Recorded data
»»

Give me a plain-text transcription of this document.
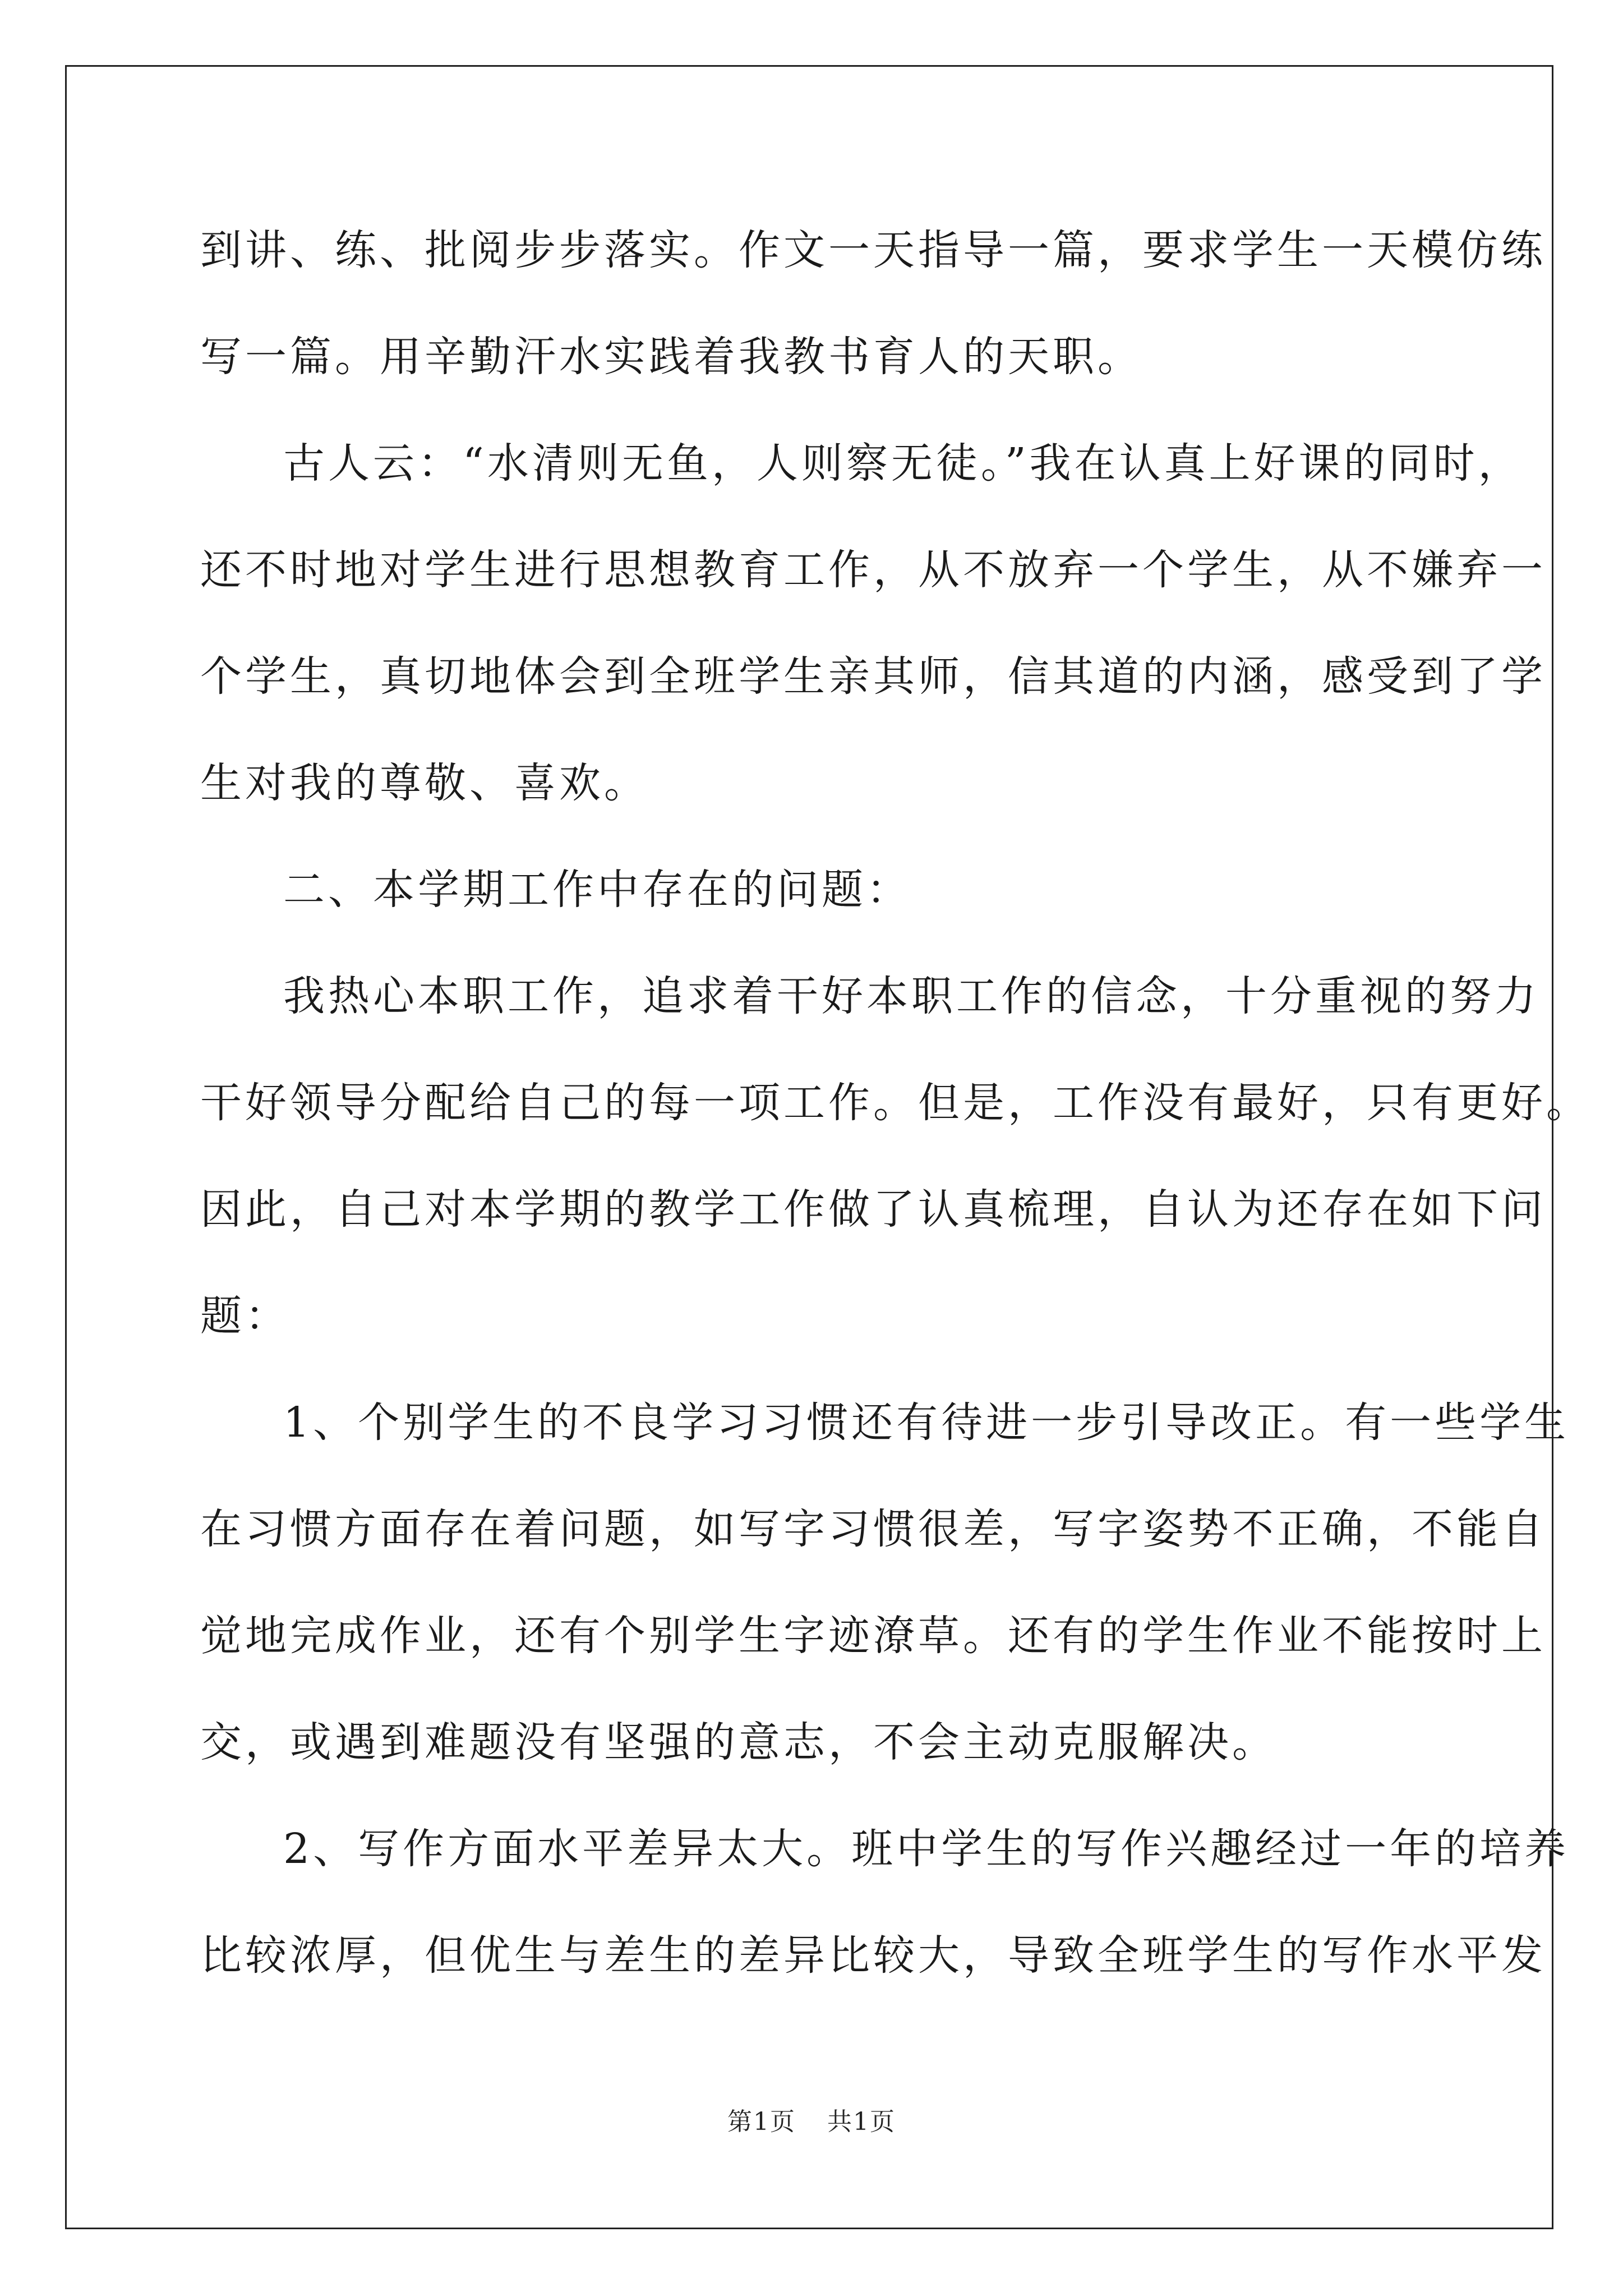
到讲、练、批阅步步落实。作文一天指导一篇，要求学生一天模仿练
写一篇。用辛勤汗水实践着我教书育人的天职。
古人云：“水清则无鱼，人则察无徒。”我在认真上好课的同时，
还不时地对学生进行思想教育工作，从不放弃一个学生，从不嫌弃一
个学生，真切地体会到全班学生亲其师，信其道的内涵，感受到了学
生对我的尊敬、喜欢。
二、本学期工作中存在的问题：
我热心本职工作，追求着干好本职工作的信念，十分重视的努力
干好领导分配给自己的每一项工作。但是，工作没有最好，只有更好。
因此，自己对本学期的教学工作做了认真梳理，自认为还存在如下问
题：
1、个别学生的不良学习习惯还有待进一步引导改正。有一些学生
在习惯方面存在着问题，如写字习惯很差，写字姿势不正确，不能自
觉地完成作业，还有个别学生字迹潦草。还有的学生作业不能按时上
交，或遇到难题没有坚强的意志，不会主动克服解决。
2、写作方面水平差异太大。班中学生的写作兴趣经过一年的培养
比较浓厚，但优生与差生的差异比较大，导致全班学生的写作水平发
第1页 共1页
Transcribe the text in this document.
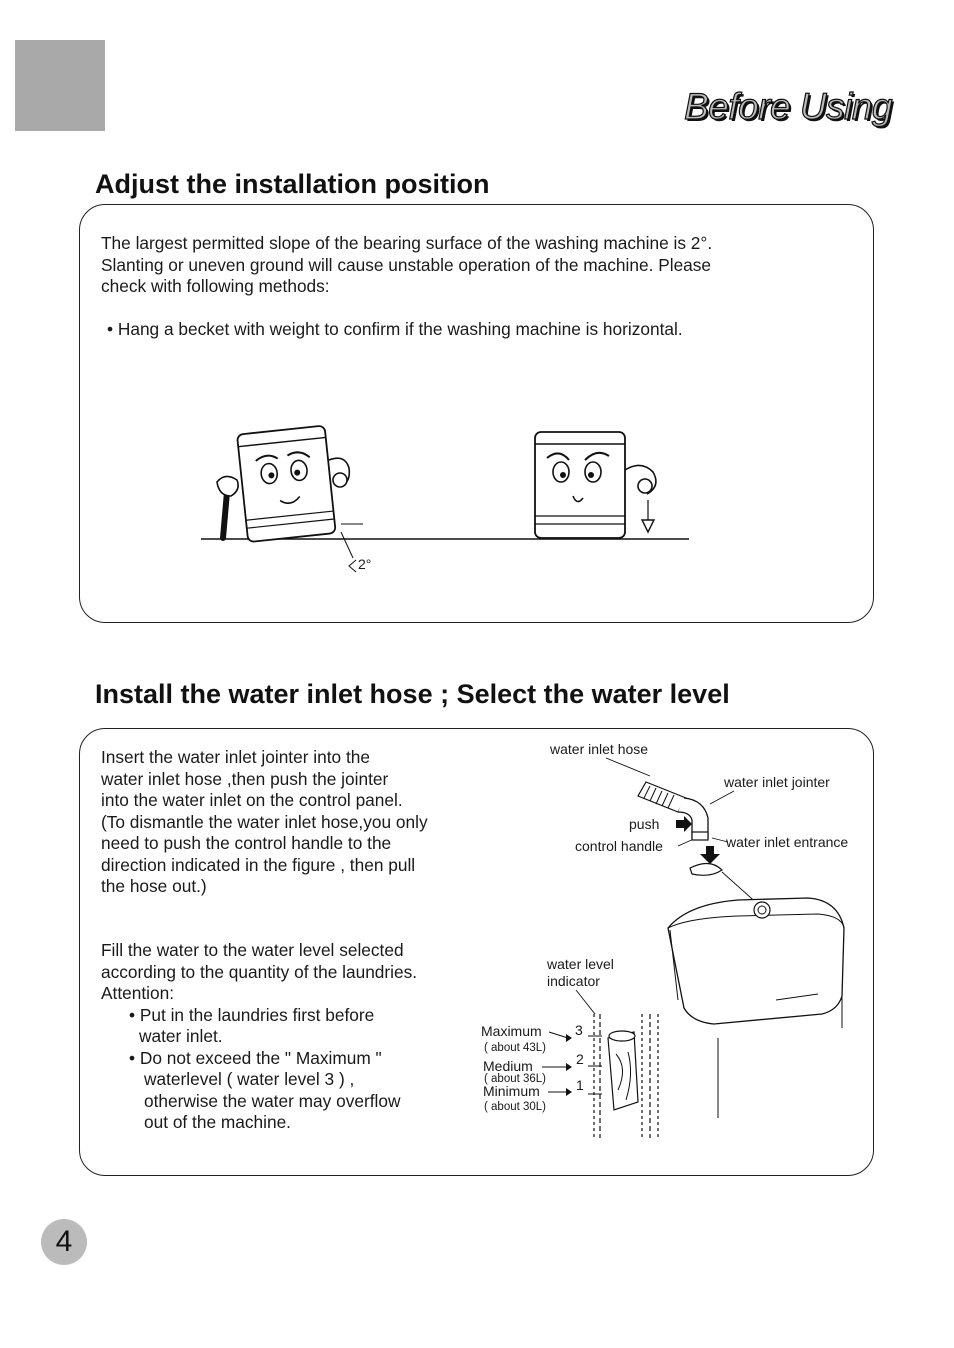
Before Using
Adjust the installation position

The largest permitted slope of the bearing surface of the washing machine is 2°.

Slanting or uneven ground will cause unstable operation of the machine. Please

check with following methods:

• Hang a becket with weight to confirm if the washing machine is horizontal.
2°
Install the water inlet hose ; Select the water level

Insert the water inlet jointer into the

water inlet hose ,then push the jointer

into the water inlet on the control panel.

(To dismantle the water inlet hose,you only

need to push the control handle to the

direction indicated in the figure , then pull

the hose out.)

Fill the water to the water level selected

according to the quantity of the laundries.

Attention:

• Put in the laundries first before

water inlet.

• Do not exceed the " Maximum "

waterlevel ( water level 3 ) ,

otherwise the water may overflow

out of the machine.

water inlet hose
water inlet jointer
push
control handle	water inlet entrance
water level
indicator
3
2
1
Maximum
( about 43L)
Medium
( about 36L)
Minimum
( about 30L)
4
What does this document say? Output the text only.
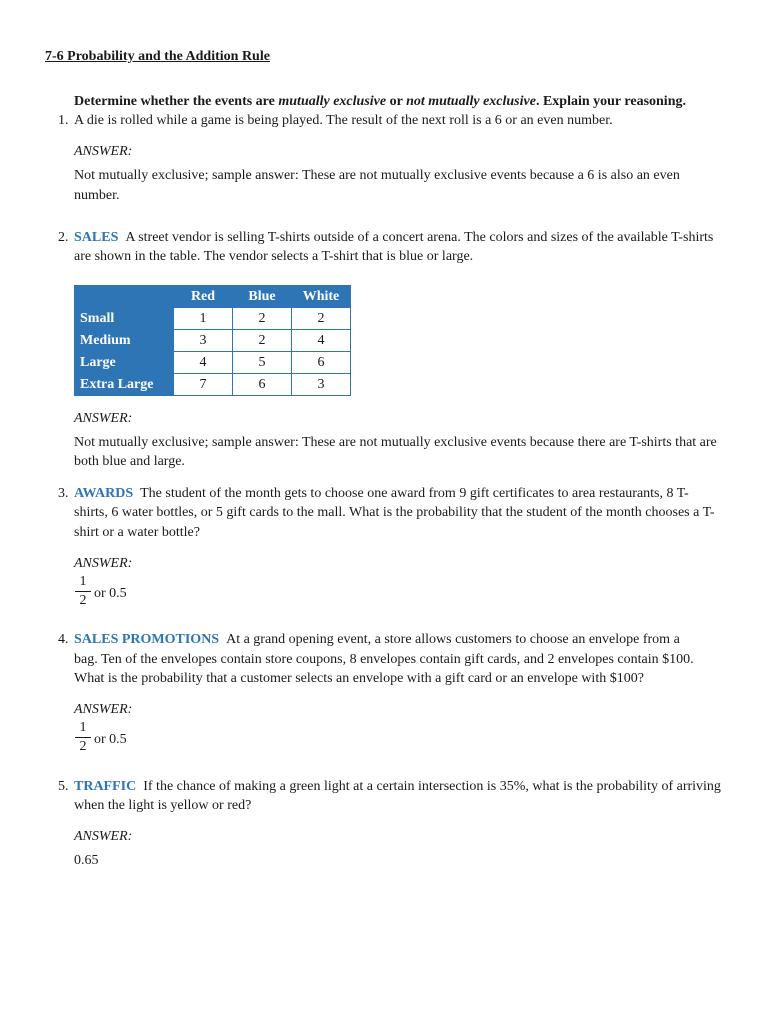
7-6 Probability and the Addition Rule
Determine whether the events are mutually exclusive or not mutually exclusive. Explain your reasoning.
1. A die is rolled while a game is being played. The result of the next roll is a 6 or an even number.
ANSWER:
Not mutually exclusive; sample answer: These are not mutually exclusive events because a 6 is also an even
number.
2. SALES A street vendor is selling T-shirts outside of a concert arena. The colors and sizes of the available T-shirts
are shown in the table. The vendor selects a T-shirt that is blue or large.
	Red	Blue	White
Small	1	2	2
Medium	3	2	4
Large	4	5	6
Extra Large	7	6	3
ANSWER:
Not mutually exclusive; sample answer: These are not mutually exclusive events because there are T-shirts that are
both blue and large.
3. AWARDS The student of the month gets to choose one award from 9 gift certificates to area restaurants, 8 T-
shirts, 6 water bottles, or 5 gift cards to the mall. What is the probability that the student of the month chooses a T-
shirt or a water bottle?
ANSWER:
1
2 or 0.5
4. SALES PROMOTIONS At a grand opening event, a store allows customers to choose an envelope from a
bag. Ten of the envelopes contain store coupons, 8 envelopes contain gift cards, and 2 envelopes contain $100.
What is the probability that a customer selects an envelope with a gift card or an envelope with $100?
ANSWER:
1
2 or 0.5
5. TRAFFIC If the chance of making a green light at a certain intersection is 35%, what is the probability of arriving
when the light is yellow or red?
ANSWER:
0.65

««

Without the pictures, output the full listing exactly as it stands.

Give me a plain-text transcription of this document.
到讲、练、批阅步步落实。作文一天指导一篇，要求学生一天模仿练
写一篇。用辛勤汗水实践着我教书育人的天职。
古人云：“水清则无鱼，人则察无徒。”我在认真上好课的同时，
还不时地对学生进行思想教育工作，从不放弃一个学生，从不嫌弃一
个学生，真切地体会到全班学生亲其师，信其道的内涵，感受到了学
生对我的尊敬、喜欢。
二、本学期工作中存在的问题：
我热心本职工作，追求着干好本职工作的信念，十分重视的努力
干好领导分配给自己的每一项工作。但是，工作没有最好，只有更好。
因此，自己对本学期的教学工作做了认真梳理，自认为还存在如下问
题：
1、个别学生的不良学习习惯还有待进一步引导改正。有一些学生
在习惯方面存在着问题，如写字习惯很差，写字姿势不正确，不能自
觉地完成作业，还有个别学生字迹潦草。还有的学生作业不能按时上
交，或遇到难题没有坚强的意志，不会主动克服解决。
2、写作方面水平差异太大。班中学生的写作兴趣经过一年的培养
比较浓厚，但优生与差生的差异比较大，导致全班学生的写作水平发
第1页 共1页
Transcribe the text in this document.
Before Using
Adjust the installation position

The largest permitted slope of the bearing surface of the washing machine is 2°.

Slanting or uneven ground will cause unstable operation of the machine. Please

check with following methods:

• Hang a becket with weight to confirm if the washing machine is horizontal.
2°
Install the water inlet hose ; Select the water level

Insert the water inlet jointer into the

water inlet hose ,then push the jointer

into the water inlet on the control panel.

(To dismantle the water inlet hose,you only

need to push the control handle to the

direction indicated in the figure , then pull

the hose out.)

Fill the water to the water level selected

according to the quantity of the laundries.

Attention:

• Put in the laundries first before

water inlet.

• Do not exceed the " Maximum "

waterlevel ( water level 3 ) ,

otherwise the water may overflow

out of the machine.

water inlet hose
water inlet jointer
push
control handle	water inlet entrance
water level
indicator
3
2
1
Maximum
( about 43L)
Medium
( about 36L)
Minimum
( about 30L)
4
What does this document say? Output the text only.
7-6 Probability and the Addition Rule
Determine whether the events are mutually exclusive or not mutually exclusive. Explain your reasoning.
1. A die is rolled while a game is being played. The result of the next roll is a 6 or an even number.
ANSWER:
Not mutually exclusive; sample answer: These are not mutually exclusive events because a 6 is also an even
number.
2. SALES A street vendor is selling T-shirts outside of a concert arena. The colors and sizes of the available T-shirts
are shown in the table. The vendor selects a T-shirt that is blue or large.
	Red	Blue	White
Small	1	2	2
Medium	3	2	4
Large	4	5	6
Extra Large	7	6	3
ANSWER:
Not mutually exclusive; sample answer: These are not mutually exclusive events because there are T-shirts that are
both blue and large.
3. AWARDS The student of the month gets to choose one award from 9 gift certificates to area restaurants, 8 T-
shirts, 6 water bottles, or 5 gift cards to the mall. What is the probability that the student of the month chooses a T-
shirt or a water bottle?
ANSWER:
1
2 or 0.5
4. SALES PROMOTIONS At a grand opening event, a store allows customers to choose an envelope from a
bag. Ten of the envelopes contain store coupons, 8 envelopes contain gift cards, and 2 envelopes contain $100.
What is the probability that a customer selects an envelope with a gift card or an envelope with $100?
ANSWER:
1
2 or 0.5
5. TRAFFIC If the chance of making a green light at a certain intersection is 35%, what is the probability of arriving
when the light is yellow or red?
ANSWER:
0.65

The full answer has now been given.